[Aim of the exercise] Repeat every line of the data exactly, but not the pictures.

+ + +

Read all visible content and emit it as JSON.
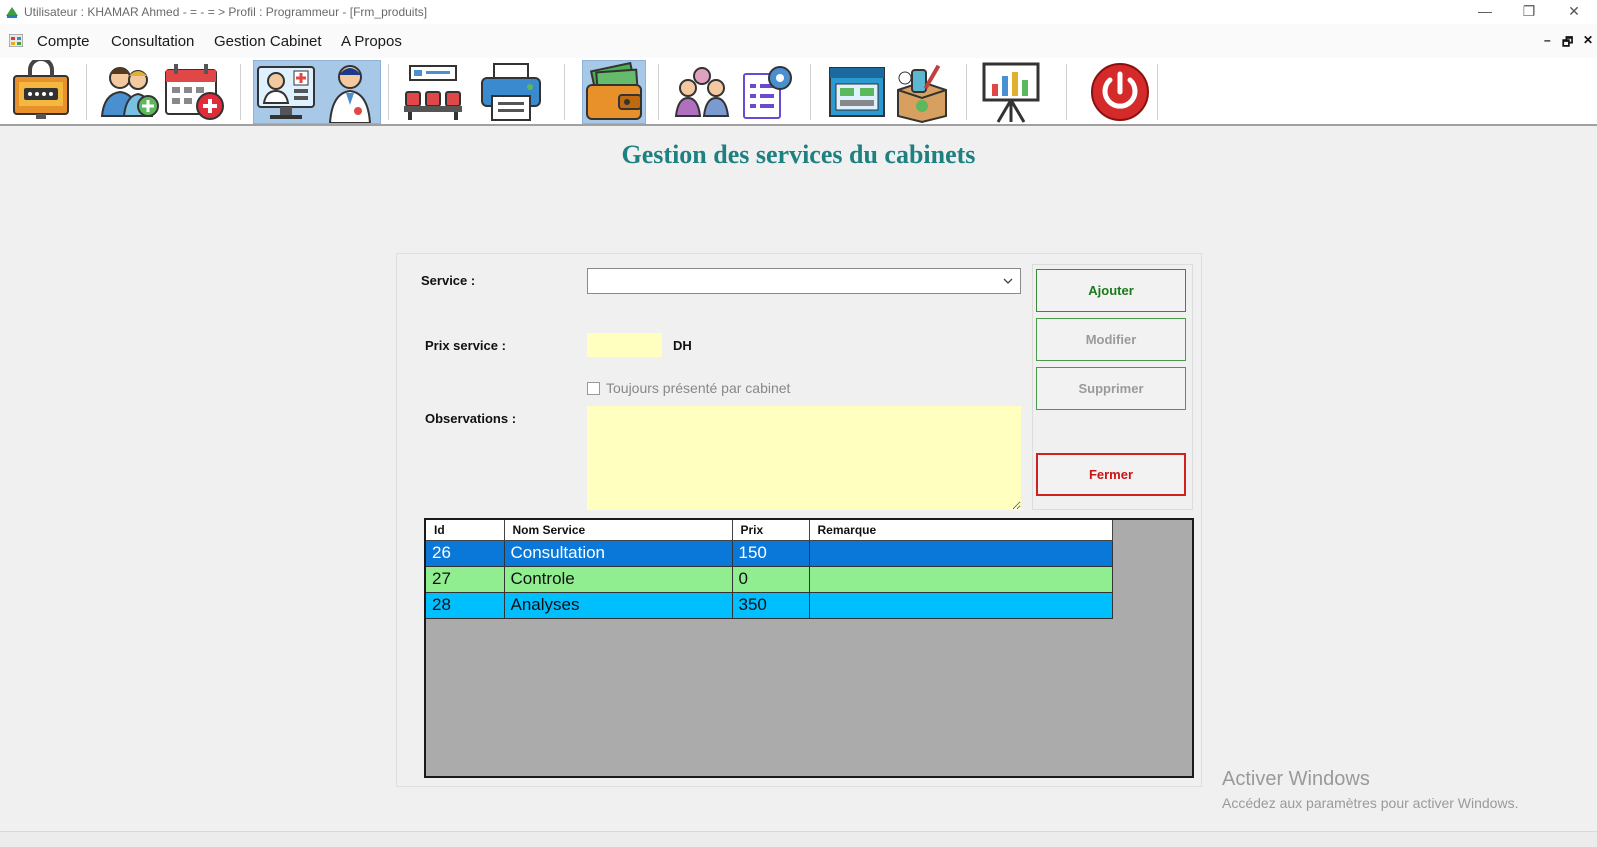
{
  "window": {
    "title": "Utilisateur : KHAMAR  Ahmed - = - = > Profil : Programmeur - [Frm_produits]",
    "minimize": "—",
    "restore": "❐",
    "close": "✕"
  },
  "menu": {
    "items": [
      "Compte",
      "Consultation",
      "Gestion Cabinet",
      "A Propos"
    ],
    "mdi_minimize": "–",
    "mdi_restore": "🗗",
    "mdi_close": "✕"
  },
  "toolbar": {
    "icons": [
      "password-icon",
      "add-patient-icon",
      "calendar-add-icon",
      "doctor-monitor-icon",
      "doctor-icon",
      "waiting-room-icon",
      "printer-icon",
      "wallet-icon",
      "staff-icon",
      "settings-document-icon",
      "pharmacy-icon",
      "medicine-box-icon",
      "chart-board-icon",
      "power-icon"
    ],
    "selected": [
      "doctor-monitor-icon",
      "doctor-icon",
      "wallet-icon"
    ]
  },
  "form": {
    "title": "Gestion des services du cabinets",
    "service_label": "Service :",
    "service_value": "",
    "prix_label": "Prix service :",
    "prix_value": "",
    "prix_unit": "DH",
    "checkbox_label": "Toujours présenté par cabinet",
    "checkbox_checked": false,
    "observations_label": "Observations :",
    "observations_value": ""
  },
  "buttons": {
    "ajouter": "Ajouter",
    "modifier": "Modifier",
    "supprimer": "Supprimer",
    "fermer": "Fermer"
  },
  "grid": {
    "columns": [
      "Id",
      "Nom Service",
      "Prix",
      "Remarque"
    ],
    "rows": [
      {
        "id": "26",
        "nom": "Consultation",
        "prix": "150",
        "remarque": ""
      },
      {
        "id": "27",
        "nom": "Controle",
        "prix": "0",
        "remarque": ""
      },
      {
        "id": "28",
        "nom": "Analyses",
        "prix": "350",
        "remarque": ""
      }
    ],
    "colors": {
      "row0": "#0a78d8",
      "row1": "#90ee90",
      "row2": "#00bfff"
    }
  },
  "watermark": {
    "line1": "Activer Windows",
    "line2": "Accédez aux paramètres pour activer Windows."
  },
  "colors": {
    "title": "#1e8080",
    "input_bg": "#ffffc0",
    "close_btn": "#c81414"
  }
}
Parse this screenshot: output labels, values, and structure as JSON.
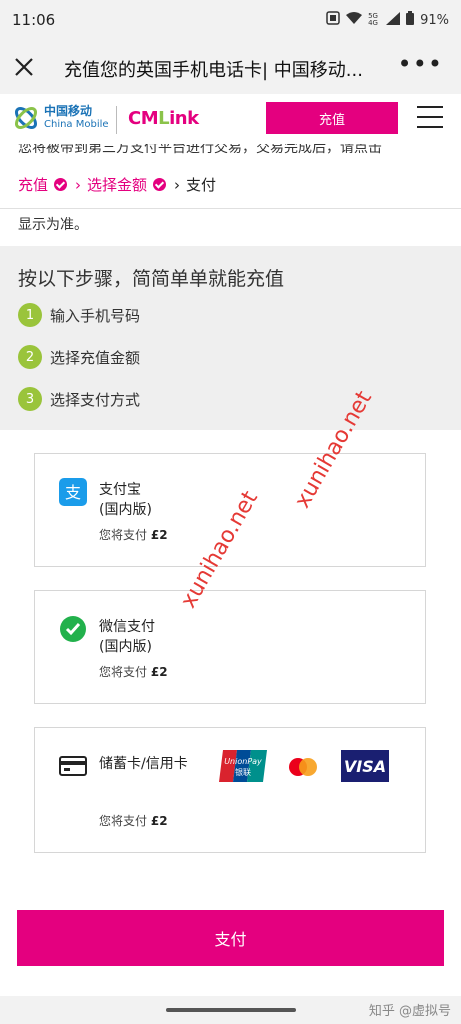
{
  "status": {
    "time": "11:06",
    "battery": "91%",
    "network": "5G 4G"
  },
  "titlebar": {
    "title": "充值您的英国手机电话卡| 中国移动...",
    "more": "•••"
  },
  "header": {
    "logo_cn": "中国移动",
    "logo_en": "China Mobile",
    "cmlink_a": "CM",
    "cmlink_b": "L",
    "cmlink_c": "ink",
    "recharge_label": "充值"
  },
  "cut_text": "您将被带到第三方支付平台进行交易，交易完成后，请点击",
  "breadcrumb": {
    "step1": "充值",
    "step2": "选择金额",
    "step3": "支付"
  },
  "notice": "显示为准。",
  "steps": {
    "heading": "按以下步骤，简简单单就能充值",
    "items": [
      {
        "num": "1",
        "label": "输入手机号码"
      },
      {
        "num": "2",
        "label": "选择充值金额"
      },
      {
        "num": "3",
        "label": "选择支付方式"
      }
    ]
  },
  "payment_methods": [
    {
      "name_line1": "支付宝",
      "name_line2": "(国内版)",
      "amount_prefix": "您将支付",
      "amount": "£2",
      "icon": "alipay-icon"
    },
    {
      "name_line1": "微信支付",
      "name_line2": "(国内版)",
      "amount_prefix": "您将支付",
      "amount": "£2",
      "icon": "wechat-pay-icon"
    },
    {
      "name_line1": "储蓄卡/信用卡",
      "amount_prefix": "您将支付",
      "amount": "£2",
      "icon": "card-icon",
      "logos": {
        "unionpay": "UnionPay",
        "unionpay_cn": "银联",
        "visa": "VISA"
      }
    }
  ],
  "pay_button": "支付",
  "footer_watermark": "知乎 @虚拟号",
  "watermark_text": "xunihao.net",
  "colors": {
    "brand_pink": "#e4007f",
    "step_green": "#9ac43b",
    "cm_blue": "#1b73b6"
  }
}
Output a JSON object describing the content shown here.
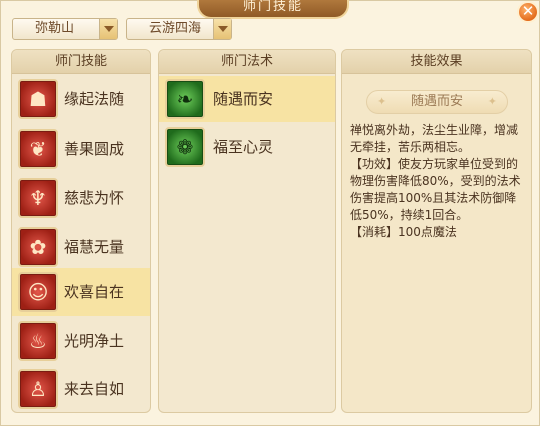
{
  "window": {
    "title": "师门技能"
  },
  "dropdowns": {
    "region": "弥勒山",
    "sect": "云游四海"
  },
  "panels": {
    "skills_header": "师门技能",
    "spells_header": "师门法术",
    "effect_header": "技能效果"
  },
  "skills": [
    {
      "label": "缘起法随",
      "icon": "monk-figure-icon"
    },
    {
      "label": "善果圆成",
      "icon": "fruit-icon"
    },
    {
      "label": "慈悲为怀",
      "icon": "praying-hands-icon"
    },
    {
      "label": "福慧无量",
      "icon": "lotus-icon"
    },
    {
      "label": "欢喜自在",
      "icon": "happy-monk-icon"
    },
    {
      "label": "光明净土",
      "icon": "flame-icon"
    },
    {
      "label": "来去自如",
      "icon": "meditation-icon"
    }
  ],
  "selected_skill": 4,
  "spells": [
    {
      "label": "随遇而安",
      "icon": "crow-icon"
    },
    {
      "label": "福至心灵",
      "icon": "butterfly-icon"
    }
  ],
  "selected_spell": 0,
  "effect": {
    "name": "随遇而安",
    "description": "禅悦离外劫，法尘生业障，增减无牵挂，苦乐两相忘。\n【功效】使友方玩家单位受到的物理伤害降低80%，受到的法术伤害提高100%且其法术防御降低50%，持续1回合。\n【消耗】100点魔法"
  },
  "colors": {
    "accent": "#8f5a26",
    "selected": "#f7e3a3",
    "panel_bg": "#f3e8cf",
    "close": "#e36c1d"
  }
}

+ + +

[Final result]
Read all visible content and emit it as JSON.
{
  "window": {
    "title": "Utilisateur : KHAMAR  Ahmed - = - = > Profil : Programmeur - [Frm_produits]",
    "minimize": "—",
    "restore": "❐",
    "close": "✕"
  },
  "menu": {
    "items": [
      "Compte",
      "Consultation",
      "Gestion Cabinet",
      "A Propos"
    ],
    "mdi_minimize": "–",
    "mdi_restore": "🗗",
    "mdi_close": "✕"
  },
  "toolbar": {
    "icons": [
      "password-icon",
      "add-patient-icon",
      "calendar-add-icon",
      "doctor-monitor-icon",
      "doctor-icon",
      "waiting-room-icon",
      "printer-icon",
      "wallet-icon",
      "staff-icon",
      "settings-document-icon",
      "pharmacy-icon",
      "medicine-box-icon",
      "chart-board-icon",
      "power-icon"
    ],
    "selected": [
      "doctor-monitor-icon",
      "doctor-icon",
      "wallet-icon"
    ]
  },
  "form": {
    "title": "Gestion des services du cabinets",
    "service_label": "Service :",
    "service_value": "",
    "prix_label": "Prix service :",
    "prix_value": "",
    "prix_unit": "DH",
    "checkbox_label": "Toujours présenté par cabinet",
    "checkbox_checked": false,
    "observations_label": "Observations :",
    "observations_value": ""
  },
  "buttons": {
    "ajouter": "Ajouter",
    "modifier": "Modifier",
    "supprimer": "Supprimer",
    "fermer": "Fermer"
  },
  "grid": {
    "columns": [
      "Id",
      "Nom Service",
      "Prix",
      "Remarque"
    ],
    "rows": [
      {
        "id": "26",
        "nom": "Consultation",
        "prix": "150",
        "remarque": ""
      },
      {
        "id": "27",
        "nom": "Controle",
        "prix": "0",
        "remarque": ""
      },
      {
        "id": "28",
        "nom": "Analyses",
        "prix": "350",
        "remarque": ""
      }
    ],
    "colors": {
      "row0": "#0a78d8",
      "row1": "#90ee90",
      "row2": "#00bfff"
    }
  },
  "watermark": {
    "line1": "Activer Windows",
    "line2": "Accédez aux paramètres pour activer Windows."
  },
  "colors": {
    "title": "#1e8080",
    "input_bg": "#ffffc0",
    "close_btn": "#c81414"
  }
}
Parse this screenshot: output labels, values, and structure as JSON.
{
  "status": {
    "time": "11:06",
    "battery": "91%",
    "network": "5G 4G"
  },
  "titlebar": {
    "title": "充值您的英国手机电话卡| 中国移动...",
    "more": "•••"
  },
  "header": {
    "logo_cn": "中国移动",
    "logo_en": "China Mobile",
    "cmlink_a": "CM",
    "cmlink_b": "L",
    "cmlink_c": "ink",
    "recharge_label": "充值"
  },
  "cut_text": "您将被带到第三方支付平台进行交易，交易完成后，请点击",
  "breadcrumb": {
    "step1": "充值",
    "step2": "选择金额",
    "step3": "支付"
  },
  "notice": "显示为准。",
  "steps": {
    "heading": "按以下步骤，简简单单就能充值",
    "items": [
      {
        "num": "1",
        "label": "输入手机号码"
      },
      {
        "num": "2",
        "label": "选择充值金额"
      },
      {
        "num": "3",
        "label": "选择支付方式"
      }
    ]
  },
  "payment_methods": [
    {
      "name_line1": "支付宝",
      "name_line2": "(国内版)",
      "amount_prefix": "您将支付",
      "amount": "£2",
      "icon": "alipay-icon"
    },
    {
      "name_line1": "微信支付",
      "name_line2": "(国内版)",
      "amount_prefix": "您将支付",
      "amount": "£2",
      "icon": "wechat-pay-icon"
    },
    {
      "name_line1": "储蓄卡/信用卡",
      "amount_prefix": "您将支付",
      "amount": "£2",
      "icon": "card-icon",
      "logos": {
        "unionpay": "UnionPay",
        "unionpay_cn": "银联",
        "visa": "VISA"
      }
    }
  ],
  "pay_button": "支付",
  "footer_watermark": "知乎 @虚拟号",
  "watermark_text": "xunihao.net",
  "colors": {
    "brand_pink": "#e4007f",
    "step_green": "#9ac43b",
    "cm_blue": "#1b73b6"
  }
}
Output a JSON object describing the content shown here.
{
  "window": {
    "title": "师门技能"
  },
  "dropdowns": {
    "region": "弥勒山",
    "sect": "云游四海"
  },
  "panels": {
    "skills_header": "师门技能",
    "spells_header": "师门法术",
    "effect_header": "技能效果"
  },
  "skills": [
    {
      "label": "缘起法随",
      "icon": "monk-figure-icon"
    },
    {
      "label": "善果圆成",
      "icon": "fruit-icon"
    },
    {
      "label": "慈悲为怀",
      "icon": "praying-hands-icon"
    },
    {
      "label": "福慧无量",
      "icon": "lotus-icon"
    },
    {
      "label": "欢喜自在",
      "icon": "happy-monk-icon"
    },
    {
      "label": "光明净土",
      "icon": "flame-icon"
    },
    {
      "label": "来去自如",
      "icon": "meditation-icon"
    }
  ],
  "selected_skill": 4,
  "spells": [
    {
      "label": "随遇而安",
      "icon": "crow-icon"
    },
    {
      "label": "福至心灵",
      "icon": "butterfly-icon"
    }
  ],
  "selected_spell": 0,
  "effect": {
    "name": "随遇而安",
    "description": "禅悦离外劫，法尘生业障，增减无牵挂，苦乐两相忘。\n【功效】使友方玩家单位受到的物理伤害降低80%，受到的法术伤害提高100%且其法术防御降低50%，持续1回合。\n【消耗】100点魔法"
  },
  "colors": {
    "accent": "#8f5a26",
    "selected": "#f7e3a3",
    "panel_bg": "#f3e8cf",
    "close": "#e36c1d"
  }
}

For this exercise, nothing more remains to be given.